TASK BRIEF -
Copy every line from the data below in which the string "facebook" can be found.

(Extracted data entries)

------------

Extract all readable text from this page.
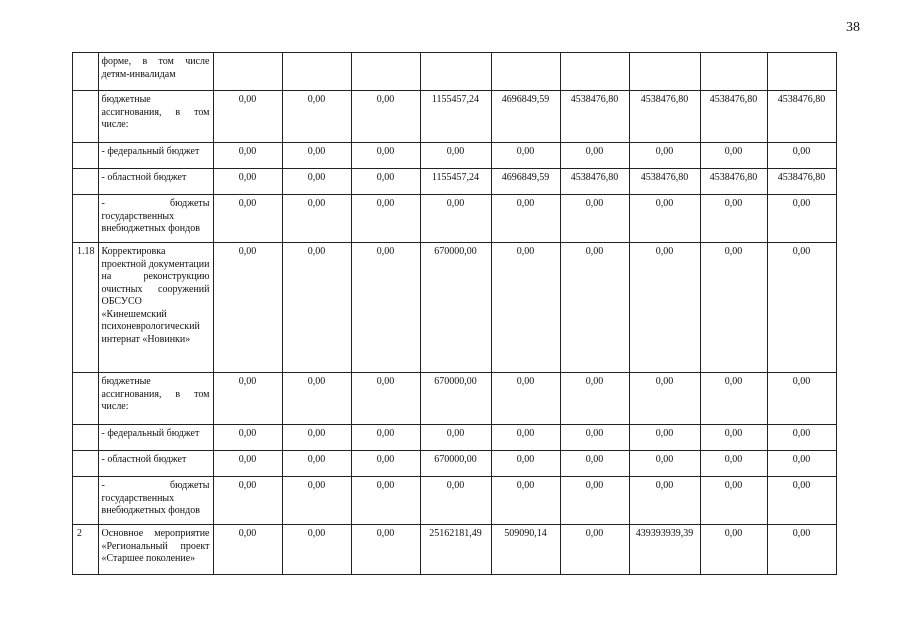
38
	форме, в том числе детям-инвалидам									
	бюджетные ассигнования, в том числе:	0,00	0,00	0,00	1155457,24	4696849,59	4538476,80	4538476,80	4538476,80	4538476,80
	- федеральный бюджет	0,00	0,00	0,00	0,00	0,00	0,00	0,00	0,00	0,00
	- областной бюджет	0,00	0,00	0,00	1155457,24	4696849,59	4538476,80	4538476,80	4538476,80	4538476,80
	- бюджеты государственных внебюджетных фондов	0,00	0,00	0,00	0,00	0,00	0,00	0,00	0,00	0,00
1.18	Корректировка проектной документации на реконструкцию очистных сооружений ОБСУСО «Кинешемский психоневрологический интернат «Новинки»	0,00	0,00	0,00	670000,00	0,00	0,00	0,00	0,00	0,00
	бюджетные ассигнования, в том числе:	0,00	0,00	0,00	670000,00	0,00	0,00	0,00	0,00	0,00
	- федеральный бюджет	0,00	0,00	0,00	0,00	0,00	0,00	0,00	0,00	0,00
	- областной бюджет	0,00	0,00	0,00	670000,00	0,00	0,00	0,00	0,00	0,00
	- бюджеты государственных внебюджетных фондов	0,00	0,00	0,00	0,00	0,00	0,00	0,00	0,00	0,00
2	Основное мероприятие «Региональный проект «Старшее поколение»	0,00	0,00	0,00	25162181,49	509090,14	0,00	439393939,39	0,00	0,00
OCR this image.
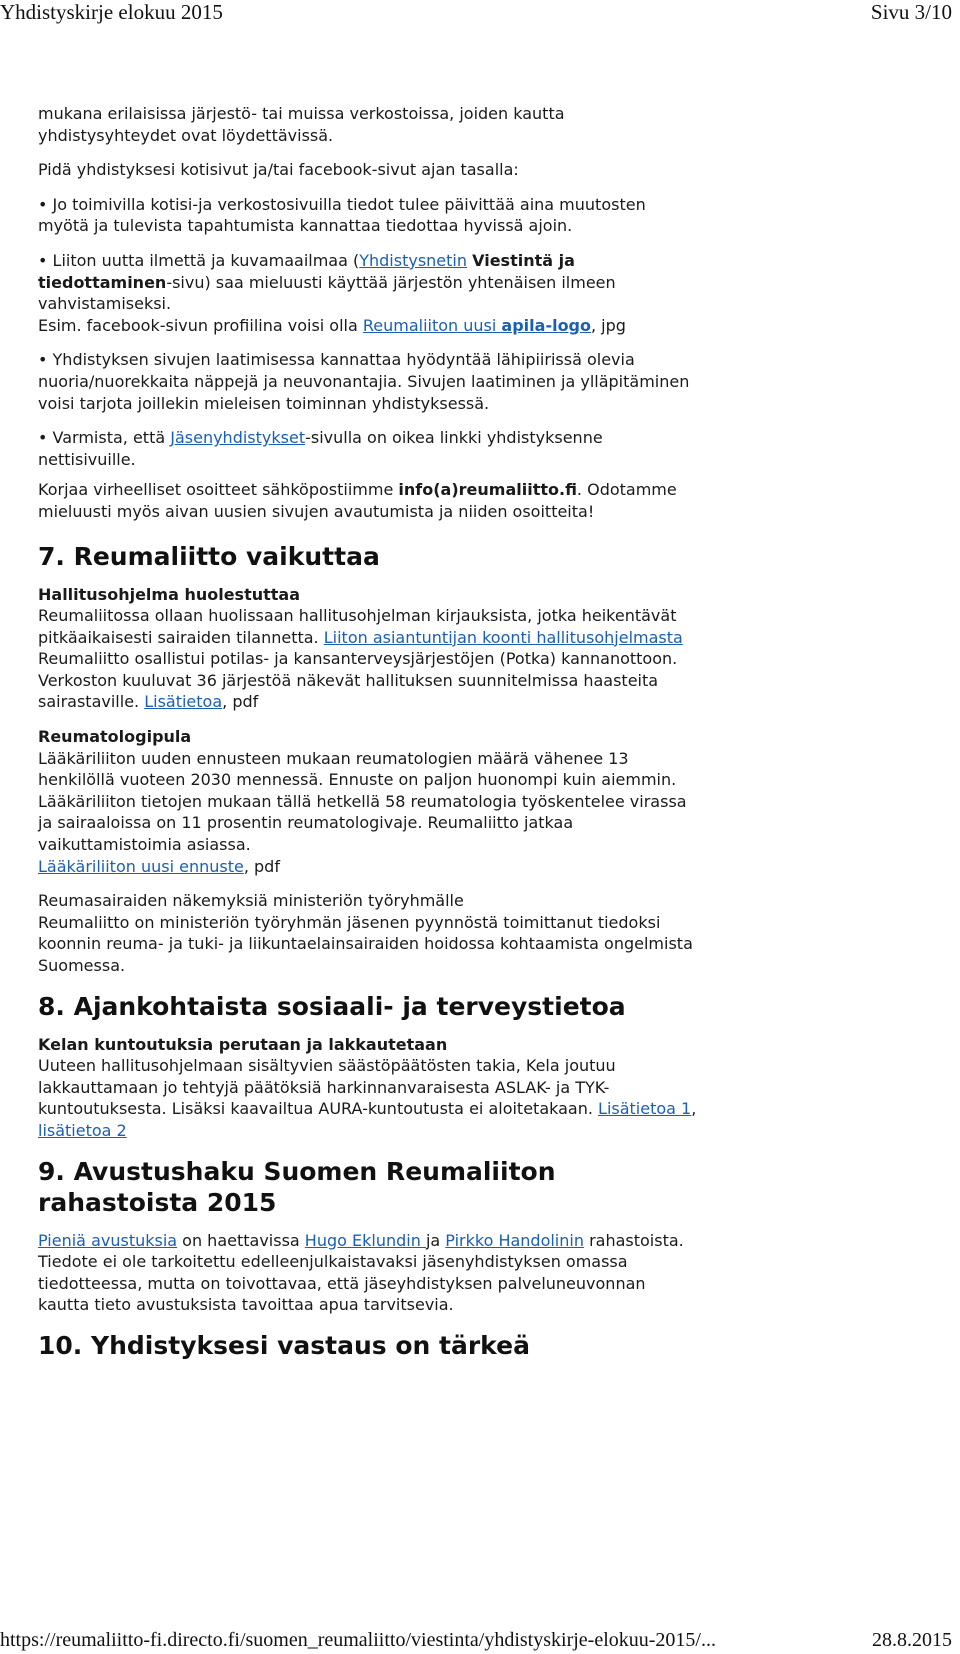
Yhdistyskirje elokuu 2015	Sivu 3/10

mukana erilaisissa järjestö- tai muissa verkostoissa, joiden kautta yhdistysyhteydet ovat löydettävissä.

Pidä yhdistyksesi kotisivut ja/tai facebook-sivut ajan tasalla:

• Jo toimivilla kotisi-ja verkostosivuilla tiedot tulee päivittää aina muutosten myötä ja tulevista tapahtumista kannattaa tiedottaa hyvissä ajoin.

• Liiton uutta ilmettä ja kuvamaailmaa (Yhdistysnetin Viestintä ja tiedottaminen-sivu) saa mieluusti käyttää järjestön yhtenäisen ilmeen vahvistamiseksi.
Esim. facebook-sivun profiilina voisi olla Reumaliiton uusi apila-logo, jpg

• Yhdistyksen sivujen laatimisessa kannattaa hyödyntää lähipiirissä olevia nuoria/nuorekkaita näppejä ja neuvonantajia. Sivujen laatiminen ja ylläpitäminen voisi tarjota joillekin mieleisen toiminnan yhdistyksessä.

• Varmista, että Jäsenyhdistykset-sivulla on oikea linkki yhdistyksenne nettisivuille.

Korjaa virheelliset osoitteet sähköpostiimme info(a)reumaliitto.fi. Odotamme mieluusti myös aivan uusien sivujen avautumista ja niiden osoitteita!

7. Reumaliitto vaikuttaa

Hallitusohjelma huolestuttaa

Reumaliitossa ollaan huolissaan hallitusohjelman kirjauksista, jotka heikentävät pitkäaikaisesti sairaiden tilannetta. Liiton asiantuntijan koonti hallitusohjelmasta
Reumaliitto osallistui potilas- ja kansanterveysjärjestöjen (Potka) kannanottoon. Verkoston kuuluvat 36 järjestöä näkevät hallituksen suunnitelmissa haasteita sairastaville. Lisätietoa, pdf

Reumatologipula

Lääkäriliiton uuden ennusteen mukaan reumatologien määrä vähenee 13 henkilöllä vuoteen 2030 mennessä. Ennuste on paljon huonompi kuin aiemmin. Lääkäriliiton tietojen mukaan tällä hetkellä 58 reumatologia työskentelee virassa ja sairaaloissa on 11 prosentin reumatologivaje. Reumaliitto jatkaa vaikuttamistoimia asiassa.
Lääkäriliiton uusi ennuste, pdf

Reumasairaiden näkemyksiä ministeriön työryhmälle

Reumaliitto on ministeriön työryhmän jäsenen pyynnöstä toimittanut tiedoksi koonnin reuma- ja tuki- ja liikuntaelainsairaiden hoidossa kohtaamista ongelmista Suomessa.

8. Ajankohtaista sosiaali- ja terveystietoa

Kelan kuntoutuksia perutaan ja lakkautetaan

Uuteen hallitusohjelmaan sisältyvien säästöpäätösten takia, Kela joutuu lakkauttamaan jo tehtyjä päätöksiä harkinnanvaraisesta ASLAK- ja TYK-kuntoutuksesta. Lisäksi kaavailtua AURA-kuntoutusta ei aloitetakaan. Lisätietoa 1, lisätietoa 2

9. Avustushaku Suomen Reumaliiton rahastoista 2015

Pieniä avustuksia on haettavissa Hugo Eklundin ja Pirkko Handolinin rahastoista.
Tiedote ei ole tarkoitettu edelleenjulkaistavaksi jäsenyhdistyksen omassa tiedotteessa, mutta on toivottavaa, että jäseyhdistyksen palveluneuvonnan kautta tieto avustuksista tavoittaa apua tarvitsevia.

10. Yhdistyksesi vastaus on tärkeä
https://reumaliitto-fi.directo.fi/suomen_reumaliitto/viestinta/yhdistyskirje-elokuu-2015/...	28.8.2015
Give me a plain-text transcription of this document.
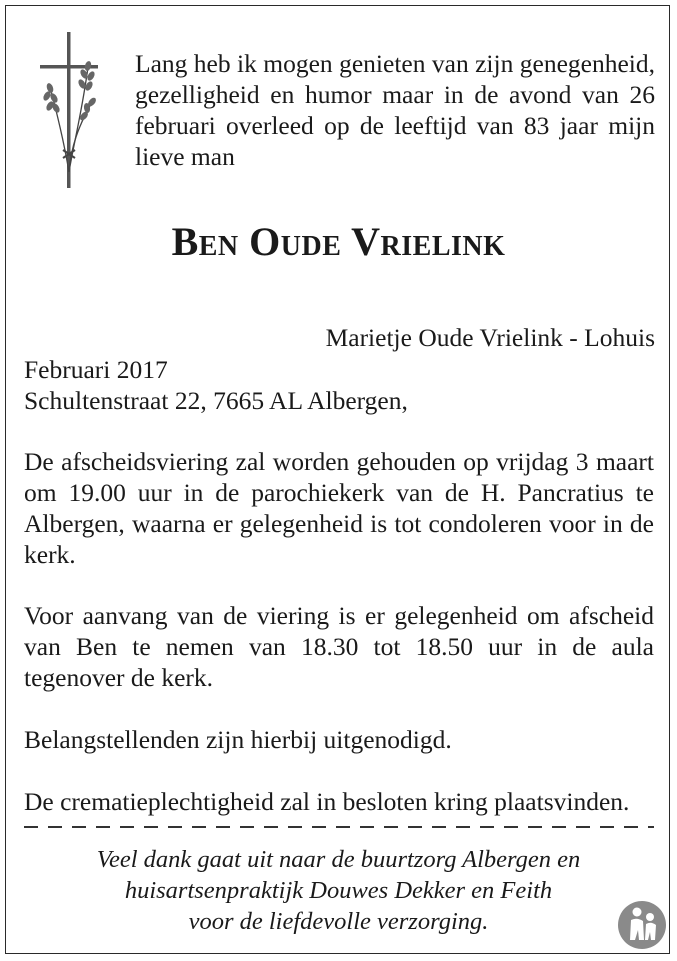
Lang heb ik mogen genieten van zijn genegenheid, gezelligheid en humor maar in de avond van 26 februari overleed op de leeftijd van 83 jaar mijn lieve man
Ben Oude Vrielink
Marietje Oude Vrielink - Lohuis
Februari 2017
Schultenstraat 22, 7665 AL Albergen,
De afscheidsviering zal worden gehouden op vrijdag 3 maart om 19.00 uur in de parochiekerk van de H. Pancratius te Albergen, waarna er gelegenheid is tot condoleren voor in de kerk.
Voor aanvang van de viering is er gelegenheid om afscheid van Ben te nemen van 18.30 tot 18.50 uur in de aula tegenover de kerk.
Belangstellenden zijn hierbij uitgenodigd.
De crematieplechtigheid zal in besloten kring plaatsvinden.
Veel dank gaat uit naar de buurtzorg Albergen en
huisartsenpraktijk Douwes Dekker en Feith
voor de liefdevolle verzorging.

------------

RIGHT ANSWER -
Pidä yhdistyksesi kotisivut ja/tai facebook-sivut ajan tasalla:
Esim. facebook-sivun profiilina voisi olla Reumaliiton uusi apila-logo, jpg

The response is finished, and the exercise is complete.